• The request
Here is a listing, set out below; repeat its lines from the one with "Serialize everything readable" to the last, both included, and leave out the pictures.

Collected data entries
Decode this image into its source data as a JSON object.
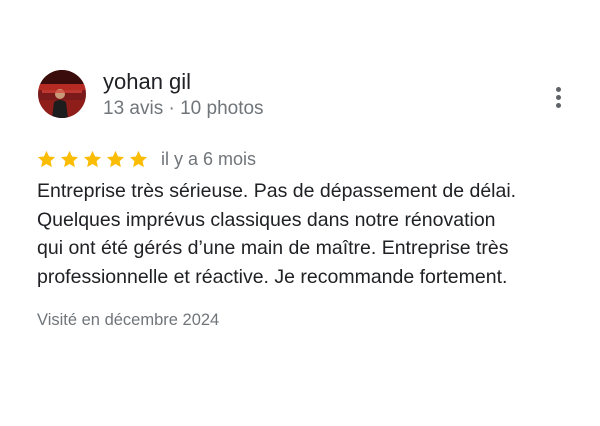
{
  "review": {
    "author": {
      "name": "yohan gil",
      "meta": "13 avis · 10 photos",
      "avatar_icon": "user-photo-icon"
    },
    "more_icon": "more-vert-icon",
    "rating": {
      "value": 5,
      "max": 5,
      "star_color": "#fbbc04",
      "date": "il y a 6 mois"
    },
    "text_lines": [
      "Entreprise très sérieuse. Pas de dépassement de délai.",
      "Quelques imprévus classiques dans notre rénovation",
      "qui ont été gérés d’une main de maître. Entreprise très",
      "professionnelle et réactive. Je recommande fortement."
    ],
    "visit_date": "Visité en décembre 2024"
  }
}
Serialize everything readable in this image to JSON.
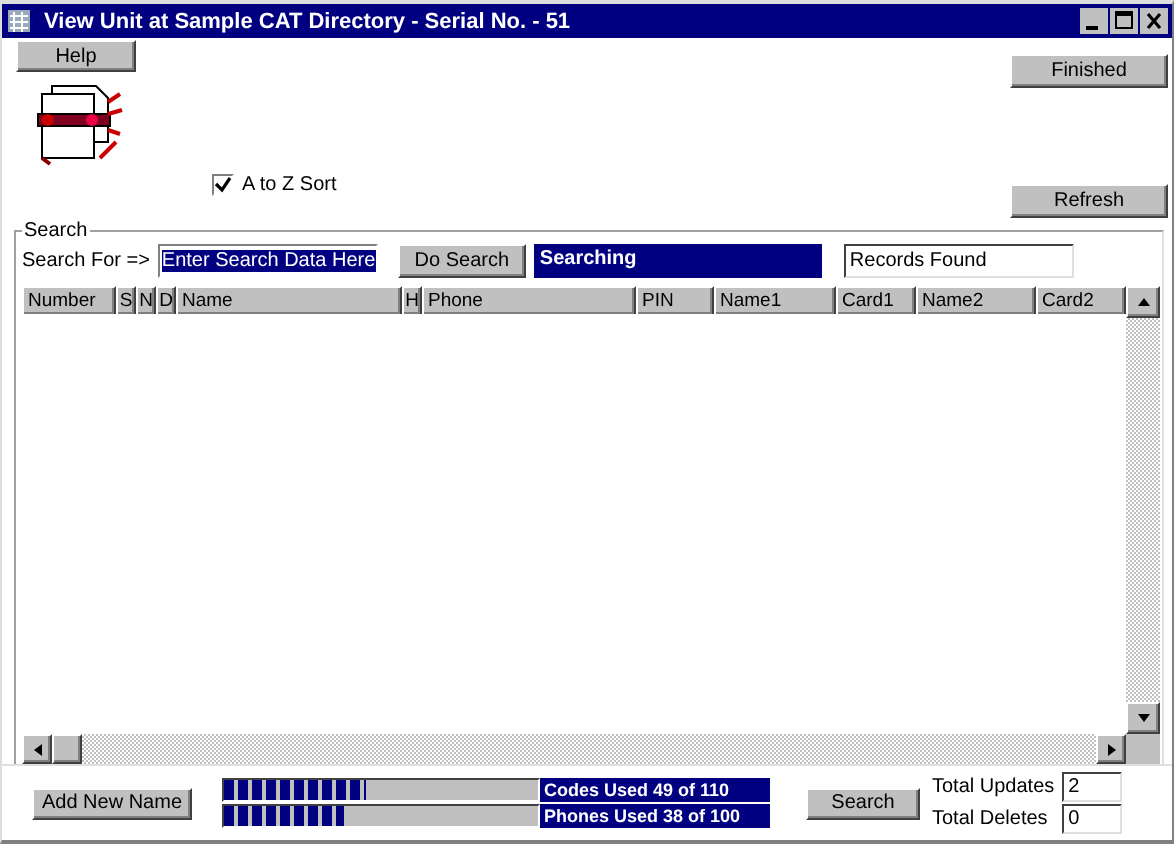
{
  "window": {
    "title": "View Unit at Sample CAT Directory - Serial No. - 51"
  },
  "toolbar": {
    "help": "Help",
    "finished": "Finished",
    "refresh": "Refresh"
  },
  "sort_checkbox": {
    "label": "A to Z  Sort",
    "checked": true
  },
  "search": {
    "group_label": "Search",
    "prompt": "Search For =>",
    "field_value": "Enter Search Data Here",
    "button": "Do Search",
    "status": "Searching",
    "records_found": "Records Found"
  },
  "table": {
    "columns": [
      "Number",
      "S",
      "N",
      "D",
      "Name",
      "H",
      "Phone",
      "PIN",
      "Name1",
      "Card1",
      "Name2",
      "Card2"
    ]
  },
  "footer": {
    "add_button": "Add New Name",
    "meters": [
      {
        "label": "Codes  Used 49 of 110",
        "level": 0.45
      },
      {
        "label": "Phones Used 38 of 100",
        "level": 0.38
      }
    ],
    "search_button": "Search",
    "totals": [
      {
        "label": "Total Updates",
        "value": "2"
      },
      {
        "label": "Total Deletes",
        "value": "0"
      }
    ]
  }
}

• Solution to this task
Serialize everything readable in this image to JSON.
{
  "window": {
    "title": "View Unit at Sample CAT Directory - Serial No. - 51"
  },
  "toolbar": {
    "help": "Help",
    "finished": "Finished",
    "refresh": "Refresh"
  },
  "sort_checkbox": {
    "label": "A to Z  Sort",
    "checked": true
  },
  "search": {
    "group_label": "Search",
    "prompt": "Search For =>",
    "field_value": "Enter Search Data Here",
    "button": "Do Search",
    "status": "Searching",
    "records_found": "Records Found"
  },
  "table": {
    "columns": [
      "Number",
      "S",
      "N",
      "D",
      "Name",
      "H",
      "Phone",
      "PIN",
      "Name1",
      "Card1",
      "Name2",
      "Card2"
    ]
  },
  "footer": {
    "add_button": "Add New Name",
    "meters": [
      {
        "label": "Codes  Used 49 of 110",
        "level": 0.45
      },
      {
        "label": "Phones Used 38 of 100",
        "level": 0.38
      }
    ],
    "search_button": "Search",
    "totals": [
      {
        "label": "Total Updates",
        "value": "2"
      },
      {
        "label": "Total Deletes",
        "value": "0"
      }
    ]
  }
}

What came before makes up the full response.